* START Records provided *
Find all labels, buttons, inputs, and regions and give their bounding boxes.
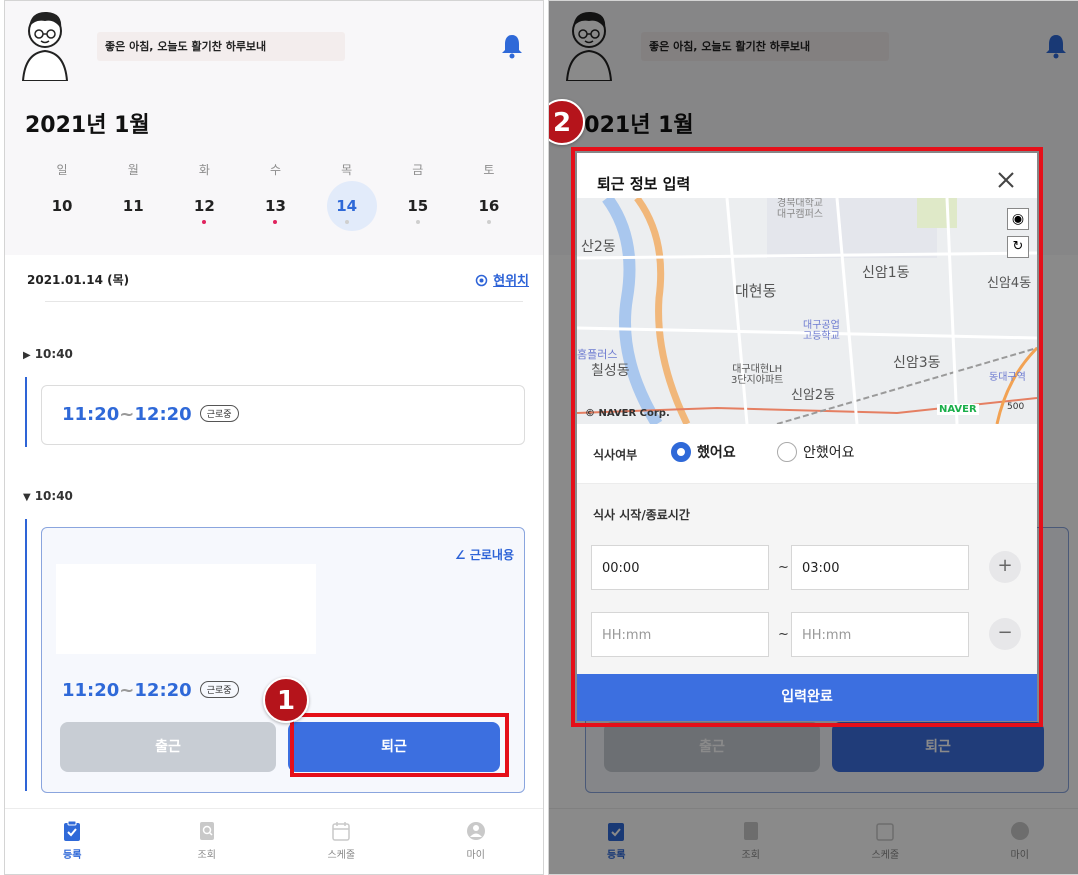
screen-main: 좋은 아침, 오늘도 활기찬 하루보내 2021년 1월 일 월 화 수 목 금… xyxy=(4,0,544,875)
date-number: 14 xyxy=(336,197,358,215)
entry-toggle[interactable]: ▶ 10:40 xyxy=(23,347,73,361)
range-separator: ~ xyxy=(119,680,135,701)
event-dot xyxy=(415,220,420,224)
content-placeholder xyxy=(56,564,316,654)
work-time-range: 11:20~12:20 근로중 xyxy=(62,404,239,425)
crosshair-icon xyxy=(475,274,488,287)
calendar-icon xyxy=(332,822,350,841)
nav-register[interactable]: 등록 xyxy=(5,809,140,874)
screen-modal: 좋은 아침, 오늘도 활기찬 하루보내 2021년 1월 출근 퇴근 등록 조회 xyxy=(548,0,1078,875)
caret-right-icon: ▶ xyxy=(23,350,31,361)
date-cell[interactable]: 13 xyxy=(240,197,310,224)
header-area: 좋은 아침, 오늘도 활기찬 하루보내 2021년 1월 일 월 화 수 목 금… xyxy=(5,1,543,255)
clipboard-check-icon xyxy=(64,820,81,841)
caret-down-icon: ▼ xyxy=(23,492,31,503)
month-title: 2021년 1월 xyxy=(25,113,150,138)
range-start: 11:20 xyxy=(62,680,120,701)
highlight-frame xyxy=(290,713,509,777)
range-end: 12:20 xyxy=(134,680,192,701)
range-start: 11:20 xyxy=(62,404,120,425)
nav-schedule[interactable]: 스케줄 xyxy=(274,809,409,874)
date-number: 13 xyxy=(265,197,286,215)
date-number: 10 xyxy=(51,197,73,215)
work-entry-card[interactable]: 11:20~12:20 근로중 xyxy=(41,385,525,445)
date-number: 12 xyxy=(193,197,215,215)
status-badge: 근로중 xyxy=(199,681,239,698)
nav-label: 스케줄 xyxy=(327,850,356,861)
timeline-line xyxy=(25,377,27,447)
range-end: 12:20 xyxy=(134,404,192,425)
work-time-range: 11:20~12:20 근로중 xyxy=(62,680,239,701)
entry-time: 10:40 xyxy=(34,347,73,361)
current-location-link[interactable]: 현위치 xyxy=(475,270,529,289)
date-cell[interactable]: 15 xyxy=(383,197,453,224)
bell-icon[interactable] xyxy=(501,33,523,59)
weekday-label: 월 xyxy=(127,163,139,177)
date-cell[interactable]: 10 xyxy=(27,197,97,215)
event-dot xyxy=(202,220,207,224)
date-number: 15 xyxy=(407,197,429,215)
bottom-nav: 등록 조회 스케줄 마이 xyxy=(5,808,543,874)
event-dot xyxy=(344,220,349,224)
person-icon xyxy=(466,822,485,840)
search-document-icon xyxy=(199,822,214,840)
weekday-label: 목 xyxy=(341,163,353,177)
date-cell[interactable]: 12 xyxy=(169,197,239,224)
entry-toggle[interactable]: ▼ 10:40 xyxy=(23,489,73,503)
nav-lookup[interactable]: 조회 xyxy=(140,809,275,874)
entry-time: 10:40 xyxy=(34,489,73,503)
weekday-label: 토 xyxy=(483,163,495,177)
pencil-icon: ∠ xyxy=(454,548,466,562)
highlight-frame xyxy=(571,147,1043,727)
nav-label: 조회 xyxy=(197,850,216,861)
selected-date-label: 2021.01.14 (목) xyxy=(27,273,130,287)
timeline-line xyxy=(25,519,27,791)
date-number: 16 xyxy=(478,197,500,215)
clock-in-button[interactable]: 출근 xyxy=(60,722,276,772)
date-cell[interactable]: 16 xyxy=(454,197,524,224)
weekday-row: 일 월 화 수 목 금 토 xyxy=(27,161,525,178)
nav-label: 마이 xyxy=(466,850,485,861)
divider xyxy=(45,301,523,302)
current-location-label: 현위치 xyxy=(493,274,529,289)
weekday-label: 수 xyxy=(269,163,282,177)
event-dot xyxy=(273,220,278,224)
date-cell[interactable]: 11 xyxy=(98,197,168,215)
date-row: 10 11 12 13 14 15 16 xyxy=(27,197,525,224)
event-dot xyxy=(486,220,491,224)
greeting-text: 좋은 아침, 오늘도 활기찬 하루보내 xyxy=(97,32,345,61)
weekday-label: 화 xyxy=(198,163,210,177)
weekday-label: 금 xyxy=(412,163,424,177)
nav-label: 등록 xyxy=(63,850,82,861)
avatar[interactable] xyxy=(19,7,71,81)
work-detail-label: 근로내용 xyxy=(469,548,514,562)
nav-my[interactable]: 마이 xyxy=(409,809,544,874)
step-marker-1: 1 xyxy=(263,677,309,723)
work-detail-link[interactable]: ∠ 근로내용 xyxy=(455,546,514,563)
date-number: 11 xyxy=(122,197,144,215)
weekday-label: 일 xyxy=(56,163,68,177)
date-cell-selected[interactable]: 14 xyxy=(312,197,382,224)
status-badge: 근로중 xyxy=(199,405,239,422)
range-separator: ~ xyxy=(119,404,135,425)
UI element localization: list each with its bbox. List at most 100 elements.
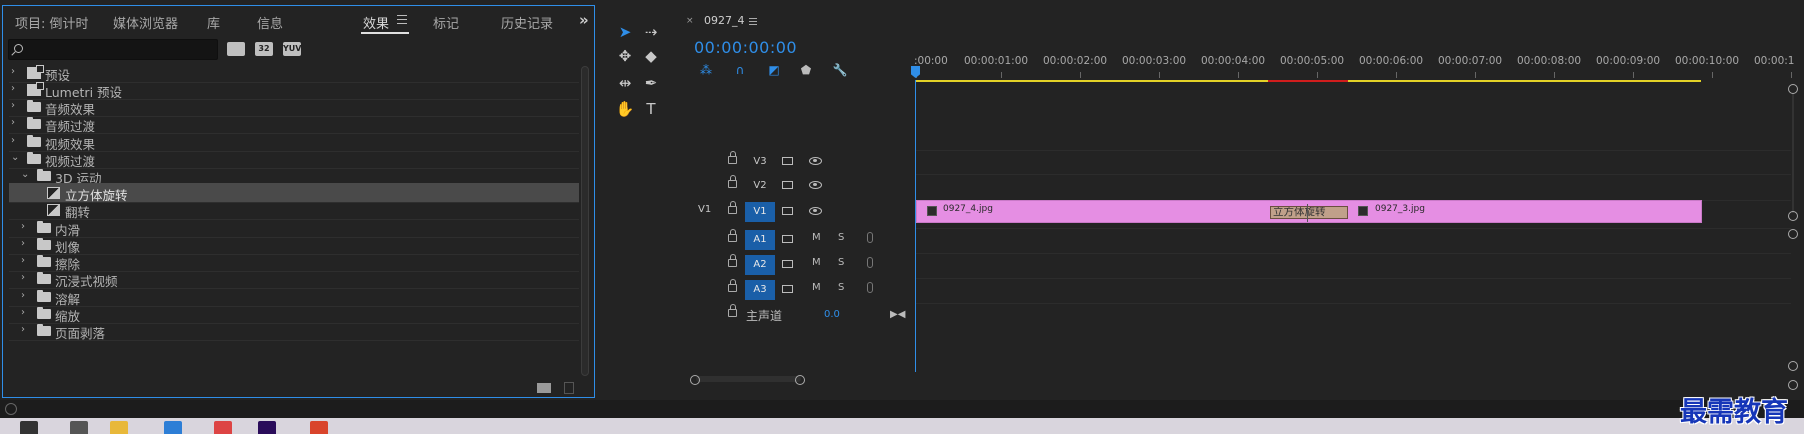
mute-button[interactable]: M bbox=[812, 232, 821, 243]
nest-toggle-icon[interactable]: ⁂ bbox=[698, 63, 714, 77]
scroll-zoom-handle[interactable] bbox=[1788, 361, 1798, 371]
tree-item[interactable]: › 沉浸式视频 bbox=[9, 269, 579, 289]
32bit-color-icon[interactable]: 32 bbox=[255, 42, 273, 56]
eye-icon[interactable] bbox=[809, 207, 822, 215]
go-to-end-icon[interactable]: ▶◀ bbox=[890, 309, 905, 320]
zoom-handle-right[interactable] bbox=[795, 375, 805, 385]
cc-sync-icon[interactable] bbox=[5, 403, 17, 415]
scroll-zoom-handle[interactable] bbox=[1788, 211, 1798, 221]
lock-icon[interactable] bbox=[728, 151, 737, 164]
chevron-right-icon[interactable]: › bbox=[21, 291, 31, 301]
lock-icon[interactable] bbox=[728, 175, 737, 188]
taskbar-premiere-icon[interactable] bbox=[258, 421, 276, 434]
close-sequence-icon[interactable]: × bbox=[686, 16, 694, 26]
linked-selection-icon[interactable]: ◩ bbox=[766, 63, 782, 77]
type-tool[interactable]: T bbox=[640, 98, 662, 120]
accelerated-effects-icon[interactable] bbox=[227, 42, 245, 56]
audio-track-lane[interactable] bbox=[916, 253, 1791, 277]
slip-tool[interactable]: ⇹ bbox=[614, 72, 636, 94]
scroll-zoom-handle[interactable] bbox=[1788, 84, 1798, 94]
sync-lock-film-icon[interactable] bbox=[782, 235, 793, 243]
effects-scrollbar[interactable] bbox=[581, 66, 589, 376]
solo-button[interactable]: S bbox=[838, 282, 844, 293]
voiceover-mic-icon[interactable] bbox=[867, 257, 873, 268]
taskbar-app-icon[interactable] bbox=[310, 421, 328, 434]
sync-lock-film-icon[interactable] bbox=[782, 207, 793, 215]
tree-item[interactable]: › 页面剥落 bbox=[9, 321, 579, 341]
track-target[interactable]: V3 bbox=[745, 152, 775, 172]
solo-button[interactable]: S bbox=[838, 232, 844, 243]
sync-lock-film-icon[interactable] bbox=[782, 157, 793, 165]
chevron-right-icon[interactable]: › bbox=[11, 118, 21, 128]
track-target[interactable]: A3 bbox=[745, 280, 775, 300]
chevron-right-icon[interactable]: › bbox=[11, 84, 21, 94]
playhead-line[interactable] bbox=[915, 80, 916, 372]
panel-menu-icon[interactable] bbox=[397, 15, 407, 24]
taskbar-app-icon[interactable] bbox=[164, 421, 182, 434]
add-marker-icon[interactable]: ⬟ bbox=[798, 63, 814, 77]
lock-icon[interactable] bbox=[728, 254, 737, 267]
chevron-right-icon[interactable]: › bbox=[21, 308, 31, 318]
track-target[interactable]: V1 bbox=[745, 202, 775, 222]
sequence-menu-icon[interactable] bbox=[749, 18, 757, 25]
taskbar-app-icon[interactable] bbox=[70, 421, 88, 434]
chevron-right-icon[interactable]: › bbox=[11, 136, 21, 146]
chevron-right-icon[interactable]: › bbox=[11, 101, 21, 111]
taskbar-app-icon[interactable] bbox=[214, 421, 232, 434]
audio-track-lane[interactable] bbox=[916, 228, 1791, 252]
master-volume-value[interactable]: 0.0 bbox=[824, 309, 840, 320]
solo-button[interactable]: S bbox=[838, 257, 844, 268]
chevron-right-icon[interactable]: › bbox=[21, 273, 31, 283]
audio-track-lane[interactable] bbox=[916, 278, 1791, 302]
chevron-right-icon[interactable]: › bbox=[21, 222, 31, 232]
timeline-horizontal-scrollbar[interactable] bbox=[696, 376, 801, 382]
sync-lock-film-icon[interactable] bbox=[782, 285, 793, 293]
tab-markers[interactable]: 标记 bbox=[433, 13, 459, 32]
voiceover-mic-icon[interactable] bbox=[867, 232, 873, 243]
eye-icon[interactable] bbox=[809, 157, 822, 165]
lock-icon[interactable] bbox=[728, 279, 737, 292]
taskbar-app-icon[interactable] bbox=[110, 421, 128, 434]
track-target[interactable]: A1 bbox=[745, 230, 775, 250]
track-target[interactable]: A2 bbox=[745, 255, 775, 275]
sync-lock-film-icon[interactable] bbox=[782, 260, 793, 268]
tree-item[interactable]: 翻转 bbox=[9, 200, 579, 220]
lock-icon[interactable] bbox=[728, 304, 737, 317]
chevron-right-icon[interactable]: › bbox=[21, 325, 31, 335]
sequence-tab[interactable]: 0927_4 bbox=[704, 14, 745, 27]
delete-custom-item-icon[interactable] bbox=[564, 382, 574, 394]
effects-search-input[interactable] bbox=[8, 39, 218, 60]
chevron-down-icon[interactable]: ⌄ bbox=[11, 153, 21, 163]
tab-libraries[interactable]: 库 bbox=[207, 13, 220, 32]
mute-button[interactable]: M bbox=[812, 257, 821, 268]
yuv-effects-icon[interactable]: YUV bbox=[283, 42, 301, 56]
track-target[interactable]: V2 bbox=[745, 176, 775, 196]
time-ruler[interactable]: :00:00 00:00:01:00 00:00:02:00 00:00:03:00 0… bbox=[914, 47, 1804, 85]
tree-item[interactable]: › 音频过渡 bbox=[9, 114, 579, 134]
lock-icon[interactable] bbox=[728, 201, 737, 214]
chevron-right-icon[interactable]: › bbox=[21, 239, 31, 249]
tab-history[interactable]: 历史记录 bbox=[501, 13, 553, 32]
selection-tool[interactable]: ➤ bbox=[614, 21, 636, 43]
timeline-settings-wrench-icon[interactable]: 🔧 bbox=[832, 63, 848, 77]
master-track-lane[interactable] bbox=[916, 303, 1791, 327]
chevron-right-icon[interactable]: › bbox=[21, 256, 31, 266]
tab-info[interactable]: 信息 bbox=[257, 13, 283, 32]
razor-tool[interactable]: ◆ bbox=[640, 45, 662, 67]
source-patch[interactable]: V1 bbox=[698, 204, 711, 215]
new-custom-bin-icon[interactable] bbox=[537, 383, 551, 393]
tab-project[interactable]: 项目: 倒计时 bbox=[15, 13, 89, 32]
transition-cube-spin[interactable]: 立方体旋转 bbox=[1270, 206, 1348, 219]
ripple-edit-tool[interactable]: ✥ bbox=[614, 45, 636, 67]
hand-tool[interactable]: ✋ bbox=[614, 98, 636, 120]
video-track-lane[interactable] bbox=[916, 174, 1791, 198]
scroll-zoom-handle[interactable] bbox=[1788, 229, 1798, 239]
video-track-lane[interactable] bbox=[916, 150, 1791, 174]
timeline-vertical-scrollbar[interactable] bbox=[1792, 93, 1794, 213]
tab-effects[interactable]: 效果 bbox=[363, 13, 389, 32]
eye-icon[interactable] bbox=[809, 181, 822, 189]
chevron-right-icon[interactable]: › bbox=[11, 67, 21, 77]
snap-magnet-icon[interactable]: ∩ bbox=[732, 63, 748, 77]
lock-icon[interactable] bbox=[728, 229, 737, 242]
zoom-handle-left[interactable] bbox=[690, 375, 700, 385]
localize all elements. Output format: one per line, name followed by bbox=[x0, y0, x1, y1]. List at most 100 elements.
* END Records provided *
What the task requires
Convert the lines of the listing above into a JSON list of strings, one string per line. Start at the line containing "mute-button[interactable]: M bbox=[812, 232, 821, 243]" and continue through the line containing "sync-lock-film-icon[interactable] bbox=[782, 235, 793, 243]", including both, and skip any blank lines.

The result
[
  "mute-button[interactable]: M bbox=[812, 232, 821, 243]",
  "nest-toggle-icon[interactable]: ⁂ bbox=[698, 63, 714, 77]",
  "scroll-zoom-handle[interactable] bbox=[1788, 361, 1798, 371]",
  "tree-item[interactable]: › 沉浸式视频 bbox=[9, 269, 579, 289]",
  "32bit-color-icon[interactable]: 32 bbox=[255, 42, 273, 56]",
  "eye-icon[interactable] bbox=[809, 207, 822, 215]",
  "go-to-end-icon[interactable]: ▶◀ bbox=[890, 309, 905, 320]",
  "zoom-handle-right[interactable] bbox=[795, 375, 805, 385]",
  "cc-sync-icon[interactable] bbox=[5, 403, 17, 415]",
  "scroll-zoom-handle[interactable] bbox=[1788, 211, 1798, 221]",
  "lock-icon[interactable] bbox=[728, 151, 737, 164]",
  "chevron-right-icon[interactable]: › bbox=[21, 291, 31, 301]",
  "lock-icon[interactable] bbox=[728, 175, 737, 188]",
  "taskbar-premiere-icon[interactable] bbox=[258, 421, 276, 434]",
  "close-sequence-icon[interactable]: × bbox=[686, 16, 694, 26]",
  "linked-selection-icon[interactable]: ◩ bbox=[766, 63, 782, 77]",
  "type-tool[interactable]: T bbox=[640, 98, 662, 120]",
  "accelerated-effects-icon[interactable] bbox=[227, 42, 245, 56]",
  "audio-track-lane[interactable] bbox=[916, 253, 1791, 277]",
  "slip-tool[interactable]: ⇹ bbox=[614, 72, 636, 94]",
  "scroll-zoom-handle[interactable] bbox=[1788, 84, 1798, 94]",
  "sync-lock-film-icon[interactable] bbox=[782, 235, 793, 243]"
]